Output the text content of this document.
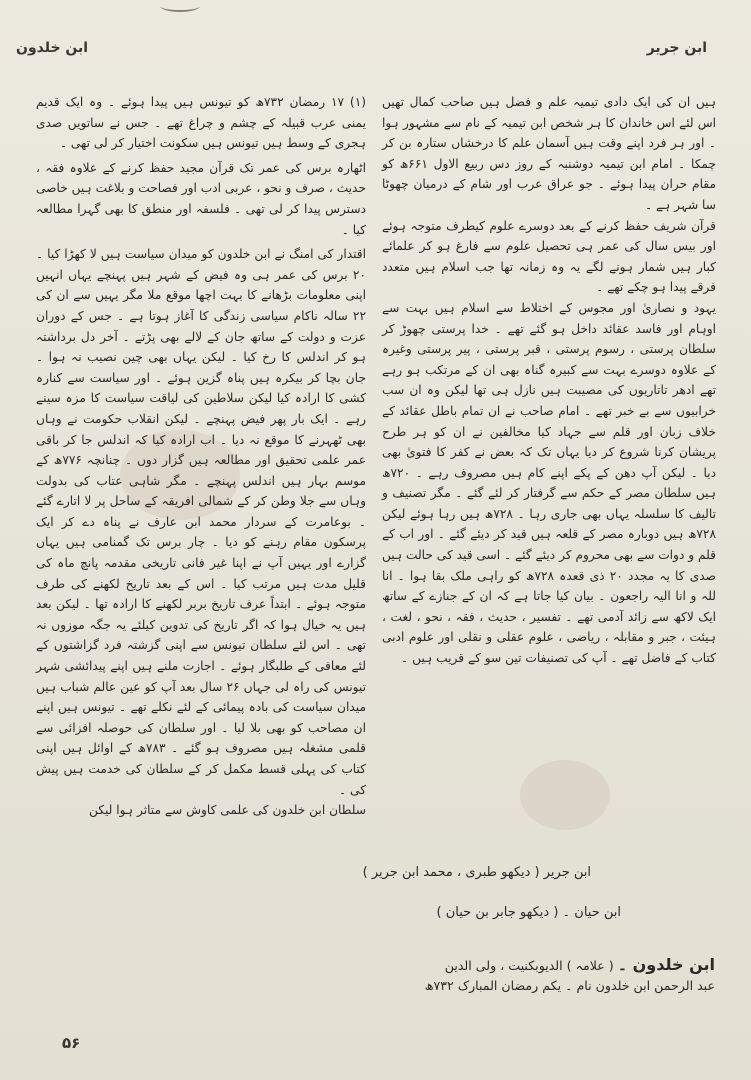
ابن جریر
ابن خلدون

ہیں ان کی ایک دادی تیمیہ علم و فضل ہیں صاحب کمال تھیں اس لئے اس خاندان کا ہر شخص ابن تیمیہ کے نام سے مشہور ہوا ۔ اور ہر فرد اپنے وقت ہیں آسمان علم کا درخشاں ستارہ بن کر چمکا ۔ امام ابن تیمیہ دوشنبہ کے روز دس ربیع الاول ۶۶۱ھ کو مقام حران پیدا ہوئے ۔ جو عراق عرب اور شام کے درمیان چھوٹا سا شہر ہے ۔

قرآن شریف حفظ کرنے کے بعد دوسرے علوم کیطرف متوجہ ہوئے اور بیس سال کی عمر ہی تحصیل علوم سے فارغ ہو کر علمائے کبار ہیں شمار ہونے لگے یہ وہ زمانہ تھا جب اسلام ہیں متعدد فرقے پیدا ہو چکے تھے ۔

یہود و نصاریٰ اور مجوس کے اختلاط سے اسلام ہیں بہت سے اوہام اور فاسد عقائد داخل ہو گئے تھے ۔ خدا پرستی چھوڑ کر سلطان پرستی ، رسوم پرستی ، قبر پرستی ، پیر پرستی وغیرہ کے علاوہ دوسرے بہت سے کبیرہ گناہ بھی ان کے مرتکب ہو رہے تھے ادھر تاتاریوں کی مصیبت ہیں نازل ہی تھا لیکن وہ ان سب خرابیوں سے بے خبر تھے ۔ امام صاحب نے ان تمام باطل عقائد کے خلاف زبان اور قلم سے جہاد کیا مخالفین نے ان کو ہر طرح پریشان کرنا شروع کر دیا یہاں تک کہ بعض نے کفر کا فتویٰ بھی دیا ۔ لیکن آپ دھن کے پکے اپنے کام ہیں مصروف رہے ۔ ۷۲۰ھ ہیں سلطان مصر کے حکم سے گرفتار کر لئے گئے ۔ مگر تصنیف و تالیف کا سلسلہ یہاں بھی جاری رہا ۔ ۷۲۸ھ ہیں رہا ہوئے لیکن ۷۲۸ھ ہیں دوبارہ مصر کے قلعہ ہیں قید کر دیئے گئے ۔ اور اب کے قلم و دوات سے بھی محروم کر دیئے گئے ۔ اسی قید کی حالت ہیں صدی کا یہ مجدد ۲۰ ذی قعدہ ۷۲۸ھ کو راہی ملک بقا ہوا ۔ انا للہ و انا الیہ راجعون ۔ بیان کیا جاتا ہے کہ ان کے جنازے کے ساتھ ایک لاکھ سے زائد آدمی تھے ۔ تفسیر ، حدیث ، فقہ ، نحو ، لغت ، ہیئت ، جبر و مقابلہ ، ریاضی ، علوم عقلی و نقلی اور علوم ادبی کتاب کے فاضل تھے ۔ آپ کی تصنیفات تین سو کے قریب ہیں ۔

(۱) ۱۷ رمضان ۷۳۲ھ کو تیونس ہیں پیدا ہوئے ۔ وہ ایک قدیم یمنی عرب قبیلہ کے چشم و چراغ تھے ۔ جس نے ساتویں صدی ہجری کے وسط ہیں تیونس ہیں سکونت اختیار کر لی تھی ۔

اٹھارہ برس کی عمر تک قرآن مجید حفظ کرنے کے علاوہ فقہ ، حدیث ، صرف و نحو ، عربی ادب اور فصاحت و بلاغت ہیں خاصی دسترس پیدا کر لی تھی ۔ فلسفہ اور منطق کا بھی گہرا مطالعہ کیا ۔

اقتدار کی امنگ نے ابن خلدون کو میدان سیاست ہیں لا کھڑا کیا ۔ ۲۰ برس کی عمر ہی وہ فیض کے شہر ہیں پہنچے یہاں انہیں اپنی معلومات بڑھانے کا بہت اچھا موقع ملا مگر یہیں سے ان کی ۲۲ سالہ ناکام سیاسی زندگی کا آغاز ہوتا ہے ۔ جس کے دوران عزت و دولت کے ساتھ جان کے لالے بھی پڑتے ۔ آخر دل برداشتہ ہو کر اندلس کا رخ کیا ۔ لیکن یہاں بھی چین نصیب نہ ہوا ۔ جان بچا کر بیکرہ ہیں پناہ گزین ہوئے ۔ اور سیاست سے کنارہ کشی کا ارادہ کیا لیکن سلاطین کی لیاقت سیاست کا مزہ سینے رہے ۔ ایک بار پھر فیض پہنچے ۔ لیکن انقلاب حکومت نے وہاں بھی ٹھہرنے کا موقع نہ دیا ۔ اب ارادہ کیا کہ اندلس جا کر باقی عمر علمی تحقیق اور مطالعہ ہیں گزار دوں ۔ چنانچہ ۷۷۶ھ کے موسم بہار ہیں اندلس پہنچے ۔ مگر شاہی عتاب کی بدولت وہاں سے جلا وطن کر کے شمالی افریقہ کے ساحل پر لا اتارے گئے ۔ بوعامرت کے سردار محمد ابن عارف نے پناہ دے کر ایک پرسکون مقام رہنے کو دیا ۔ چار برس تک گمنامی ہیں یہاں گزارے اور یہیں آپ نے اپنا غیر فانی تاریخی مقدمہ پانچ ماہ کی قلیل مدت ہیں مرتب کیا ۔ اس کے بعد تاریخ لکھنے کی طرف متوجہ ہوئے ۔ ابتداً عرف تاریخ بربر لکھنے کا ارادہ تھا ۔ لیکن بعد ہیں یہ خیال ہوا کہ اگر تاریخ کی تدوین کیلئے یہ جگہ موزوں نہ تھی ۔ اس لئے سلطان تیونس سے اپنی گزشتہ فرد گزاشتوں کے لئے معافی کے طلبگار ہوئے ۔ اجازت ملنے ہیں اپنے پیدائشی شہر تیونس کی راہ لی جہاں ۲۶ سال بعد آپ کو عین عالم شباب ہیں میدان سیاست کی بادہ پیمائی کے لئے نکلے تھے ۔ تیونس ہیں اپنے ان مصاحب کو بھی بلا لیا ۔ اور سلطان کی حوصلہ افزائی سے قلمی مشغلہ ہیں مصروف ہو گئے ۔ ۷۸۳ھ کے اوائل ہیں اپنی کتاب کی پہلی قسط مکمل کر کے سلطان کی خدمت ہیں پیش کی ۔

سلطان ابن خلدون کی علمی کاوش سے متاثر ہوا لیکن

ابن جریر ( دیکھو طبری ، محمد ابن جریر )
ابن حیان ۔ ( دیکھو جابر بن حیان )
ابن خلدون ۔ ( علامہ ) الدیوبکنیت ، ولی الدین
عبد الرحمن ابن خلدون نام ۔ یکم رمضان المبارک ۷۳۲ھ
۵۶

• SET EXERCISE: The records above are to be quoted exactly, with all pictures left out.

• OUTPUT BELOW:
Output the text content of this document.
ابن جریر
ابن خلدون

ہیں ان کی ایک دادی تیمیہ علم و فضل ہیں صاحب کمال تھیں اس لئے اس خاندان کا ہر شخص ابن تیمیہ کے نام سے مشہور ہوا ۔ اور ہر فرد اپنے وقت ہیں آسمان علم کا درخشاں ستارہ بن کر چمکا ۔ امام ابن تیمیہ دوشنبہ کے روز دس ربیع الاول ۶۶۱ھ کو مقام حران پیدا ہوئے ۔ جو عراق عرب اور شام کے درمیان چھوٹا سا شہر ہے ۔

قرآن شریف حفظ کرنے کے بعد دوسرے علوم کیطرف متوجہ ہوئے اور بیس سال کی عمر ہی تحصیل علوم سے فارغ ہو کر علمائے کبار ہیں شمار ہونے لگے یہ وہ زمانہ تھا جب اسلام ہیں متعدد فرقے پیدا ہو چکے تھے ۔

یہود و نصاریٰ اور مجوس کے اختلاط سے اسلام ہیں بہت سے اوہام اور فاسد عقائد داخل ہو گئے تھے ۔ خدا پرستی چھوڑ کر سلطان پرستی ، رسوم پرستی ، قبر پرستی ، پیر پرستی وغیرہ کے علاوہ دوسرے بہت سے کبیرہ گناہ بھی ان کے مرتکب ہو رہے تھے ادھر تاتاریوں کی مصیبت ہیں نازل ہی تھا لیکن وہ ان سب خرابیوں سے بے خبر تھے ۔ امام صاحب نے ان تمام باطل عقائد کے خلاف زبان اور قلم سے جہاد کیا مخالفین نے ان کو ہر طرح پریشان کرنا شروع کر دیا یہاں تک کہ بعض نے کفر کا فتویٰ بھی دیا ۔ لیکن آپ دھن کے پکے اپنے کام ہیں مصروف رہے ۔ ۷۲۰ھ ہیں سلطان مصر کے حکم سے گرفتار کر لئے گئے ۔ مگر تصنیف و تالیف کا سلسلہ یہاں بھی جاری رہا ۔ ۷۲۸ھ ہیں رہا ہوئے لیکن ۷۲۸ھ ہیں دوبارہ مصر کے قلعہ ہیں قید کر دیئے گئے ۔ اور اب کے قلم و دوات سے بھی محروم کر دیئے گئے ۔ اسی قید کی حالت ہیں صدی کا یہ مجدد ۲۰ ذی قعدہ ۷۲۸ھ کو راہی ملک بقا ہوا ۔ انا للہ و انا الیہ راجعون ۔ بیان کیا جاتا ہے کہ ان کے جنازے کے ساتھ ایک لاکھ سے زائد آدمی تھے ۔ تفسیر ، حدیث ، فقہ ، نحو ، لغت ، ہیئت ، جبر و مقابلہ ، ریاضی ، علوم عقلی و نقلی اور علوم ادبی کتاب کے فاضل تھے ۔ آپ کی تصنیفات تین سو کے قریب ہیں ۔

(۱) ۱۷ رمضان ۷۳۲ھ کو تیونس ہیں پیدا ہوئے ۔ وہ ایک قدیم یمنی عرب قبیلہ کے چشم و چراغ تھے ۔ جس نے ساتویں صدی ہجری کے وسط ہیں تیونس ہیں سکونت اختیار کر لی تھی ۔

اٹھارہ برس کی عمر تک قرآن مجید حفظ کرنے کے علاوہ فقہ ، حدیث ، صرف و نحو ، عربی ادب اور فصاحت و بلاغت ہیں خاصی دسترس پیدا کر لی تھی ۔ فلسفہ اور منطق کا بھی گہرا مطالعہ کیا ۔

اقتدار کی امنگ نے ابن خلدون کو میدان سیاست ہیں لا کھڑا کیا ۔ ۲۰ برس کی عمر ہی وہ فیض کے شہر ہیں پہنچے یہاں انہیں اپنی معلومات بڑھانے کا بہت اچھا موقع ملا مگر یہیں سے ان کی ۲۲ سالہ ناکام سیاسی زندگی کا آغاز ہوتا ہے ۔ جس کے دوران عزت و دولت کے ساتھ جان کے لالے بھی پڑتے ۔ آخر دل برداشتہ ہو کر اندلس کا رخ کیا ۔ لیکن یہاں بھی چین نصیب نہ ہوا ۔ جان بچا کر بیکرہ ہیں پناہ گزین ہوئے ۔ اور سیاست سے کنارہ کشی کا ارادہ کیا لیکن سلاطین کی لیاقت سیاست کا مزہ سینے رہے ۔ ایک بار پھر فیض پہنچے ۔ لیکن انقلاب حکومت نے وہاں بھی ٹھہرنے کا موقع نہ دیا ۔ اب ارادہ کیا کہ اندلس جا کر باقی عمر علمی تحقیق اور مطالعہ ہیں گزار دوں ۔ چنانچہ ۷۷۶ھ کے موسم بہار ہیں اندلس پہنچے ۔ مگر شاہی عتاب کی بدولت وہاں سے جلا وطن کر کے شمالی افریقہ کے ساحل پر لا اتارے گئے ۔ بوعامرت کے سردار محمد ابن عارف نے پناہ دے کر ایک پرسکون مقام رہنے کو دیا ۔ چار برس تک گمنامی ہیں یہاں گزارے اور یہیں آپ نے اپنا غیر فانی تاریخی مقدمہ پانچ ماہ کی قلیل مدت ہیں مرتب کیا ۔ اس کے بعد تاریخ لکھنے کی طرف متوجہ ہوئے ۔ ابتداً عرف تاریخ بربر لکھنے کا ارادہ تھا ۔ لیکن بعد ہیں یہ خیال ہوا کہ اگر تاریخ کی تدوین کیلئے یہ جگہ موزوں نہ تھی ۔ اس لئے سلطان تیونس سے اپنی گزشتہ فرد گزاشتوں کے لئے معافی کے طلبگار ہوئے ۔ اجازت ملنے ہیں اپنے پیدائشی شہر تیونس کی راہ لی جہاں ۲۶ سال بعد آپ کو عین عالم شباب ہیں میدان سیاست کی بادہ پیمائی کے لئے نکلے تھے ۔ تیونس ہیں اپنے ان مصاحب کو بھی بلا لیا ۔ اور سلطان کی حوصلہ افزائی سے قلمی مشغلہ ہیں مصروف ہو گئے ۔ ۷۸۳ھ کے اوائل ہیں اپنی کتاب کی پہلی قسط مکمل کر کے سلطان کی خدمت ہیں پیش کی ۔

سلطان ابن خلدون کی علمی کاوش سے متاثر ہوا لیکن

ابن جریر ( دیکھو طبری ، محمد ابن جریر )
ابن حیان ۔ ( دیکھو جابر بن حیان )
ابن خلدون ۔ ( علامہ ) الدیوبکنیت ، ولی الدین
عبد الرحمن ابن خلدون نام ۔ یکم رمضان المبارک ۷۳۲ھ
۵۶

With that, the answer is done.